### TASK DETAILS
Repeat the whole listing exactly as written.

### PROVIDED RECORDS
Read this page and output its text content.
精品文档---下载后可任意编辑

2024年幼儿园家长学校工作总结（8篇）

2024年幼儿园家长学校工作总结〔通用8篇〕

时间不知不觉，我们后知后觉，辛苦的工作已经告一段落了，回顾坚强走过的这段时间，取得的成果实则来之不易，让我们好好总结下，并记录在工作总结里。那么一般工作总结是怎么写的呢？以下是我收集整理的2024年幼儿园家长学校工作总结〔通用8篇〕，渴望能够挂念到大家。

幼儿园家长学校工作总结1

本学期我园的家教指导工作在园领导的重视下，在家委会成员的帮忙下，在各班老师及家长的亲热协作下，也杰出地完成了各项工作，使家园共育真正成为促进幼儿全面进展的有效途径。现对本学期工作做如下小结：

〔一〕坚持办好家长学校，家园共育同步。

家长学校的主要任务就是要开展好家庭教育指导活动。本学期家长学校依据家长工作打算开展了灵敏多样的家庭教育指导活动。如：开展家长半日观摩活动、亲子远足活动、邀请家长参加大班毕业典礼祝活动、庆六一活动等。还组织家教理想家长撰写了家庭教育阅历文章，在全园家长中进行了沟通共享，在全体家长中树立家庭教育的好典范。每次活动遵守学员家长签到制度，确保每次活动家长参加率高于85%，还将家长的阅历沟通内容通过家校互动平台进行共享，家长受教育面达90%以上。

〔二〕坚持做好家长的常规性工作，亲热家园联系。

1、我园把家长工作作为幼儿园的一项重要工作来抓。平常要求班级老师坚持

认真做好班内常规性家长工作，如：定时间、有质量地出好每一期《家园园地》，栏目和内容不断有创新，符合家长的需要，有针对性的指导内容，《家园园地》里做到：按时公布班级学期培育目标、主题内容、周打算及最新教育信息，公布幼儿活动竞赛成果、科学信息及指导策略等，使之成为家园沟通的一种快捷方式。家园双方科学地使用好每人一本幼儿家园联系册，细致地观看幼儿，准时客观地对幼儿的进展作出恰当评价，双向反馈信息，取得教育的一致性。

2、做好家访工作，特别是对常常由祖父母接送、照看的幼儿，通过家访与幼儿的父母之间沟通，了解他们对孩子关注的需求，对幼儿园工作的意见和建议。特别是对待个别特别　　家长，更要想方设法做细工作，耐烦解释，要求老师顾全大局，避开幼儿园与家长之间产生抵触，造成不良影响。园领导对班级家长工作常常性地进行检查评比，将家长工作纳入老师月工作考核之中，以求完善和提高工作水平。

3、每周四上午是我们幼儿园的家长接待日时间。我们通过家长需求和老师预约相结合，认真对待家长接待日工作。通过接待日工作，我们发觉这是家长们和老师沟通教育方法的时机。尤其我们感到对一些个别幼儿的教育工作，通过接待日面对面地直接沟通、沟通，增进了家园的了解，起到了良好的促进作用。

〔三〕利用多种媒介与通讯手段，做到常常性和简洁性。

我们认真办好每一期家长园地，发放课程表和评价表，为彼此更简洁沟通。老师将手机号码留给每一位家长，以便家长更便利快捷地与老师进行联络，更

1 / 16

### REPLY
Read this page and output its text content.
精品文档---下载后可任意编辑

2024年幼儿园家长学校工作总结（8篇）

2024年幼儿园家长学校工作总结〔通用8篇〕

时间不知不觉，我们后知后觉，辛苦的工作已经告一段落了，回顾坚强走过的这段时间，取得的成果实则来之不易，让我们好好总结下，并记录在工作总结里。那么一般工作总结是怎么写的呢？以下是我收集整理的2024年幼儿园家长学校工作总结〔通用8篇〕，渴望能够挂念到大家。

幼儿园家长学校工作总结1

本学期我园的家教指导工作在园领导的重视下，在家委会成员的帮忙下，在各班老师及家长的亲热协作下，也杰出地完成了各项工作，使家园共育真正成为促进幼儿全面进展的有效途径。现对本学期工作做如下小结：

〔一〕坚持办好家长学校，家园共育同步。

家长学校的主要任务就是要开展好家庭教育指导活动。本学期家长学校依据家长工作打算开展了灵敏多样的家庭教育指导活动。如：开展家长半日观摩活动、亲子远足活动、邀请家长参加大班毕业典礼祝活动、庆六一活动等。还组织家教理想家长撰写了家庭教育阅历文章，在全园家长中进行了沟通共享，在全体家长中树立家庭教育的好典范。每次活动遵守学员家长签到制度，确保每次活动家长参加率高于85%，还将家长的阅历沟通内容通过家校互动平台进行共享，家长受教育面达90%以上。

〔二〕坚持做好家长的常规性工作，亲热家园联系。

1、我园把家长工作作为幼儿园的一项重要工作来抓。平常要求班级老师坚持

认真做好班内常规性家长工作，如：定时间、有质量地出好每一期《家园园地》，栏目和内容不断有创新，符合家长的需要，有针对性的指导内容，《家园园地》里做到：按时公布班级学期培育目标、主题内容、周打算及最新教育信息，公布幼儿活动竞赛成果、科学信息及指导策略等，使之成为家园沟通的一种快捷方式。家园双方科学地使用好每人一本幼儿家园联系册，细致地观看幼儿，准时客观地对幼儿的进展作出恰当评价，双向反馈信息，取得教育的一致性。

2、做好家访工作，特别是对常常由祖父母接送、照看的幼儿，通过家访与幼儿的父母之间沟通，了解他们对孩子关注的需求，对幼儿园工作的意见和建议。特别是对待个别特别　　家长，更要想方设法做细工作，耐烦解释，要求老师顾全大局，避开幼儿园与家长之间产生抵触，造成不良影响。园领导对班级家长工作常常性地进行检查评比，将家长工作纳入老师月工作考核之中，以求完善和提高工作水平。

3、每周四上午是我们幼儿园的家长接待日时间。我们通过家长需求和老师预约相结合，认真对待家长接待日工作。通过接待日工作，我们发觉这是家长们和老师沟通教育方法的时机。尤其我们感到对一些个别幼儿的教育工作，通过接待日面对面地直接沟通、沟通，增进了家园的了解，起到了良好的促进作用。

〔三〕利用多种媒介与通讯手段，做到常常性和简洁性。

我们认真办好每一期家长园地，发放课程表和评价表，为彼此更简洁沟通。老师将手机号码留给每一位家长，以便家长更便利快捷地与老师进行联络，更

1 / 16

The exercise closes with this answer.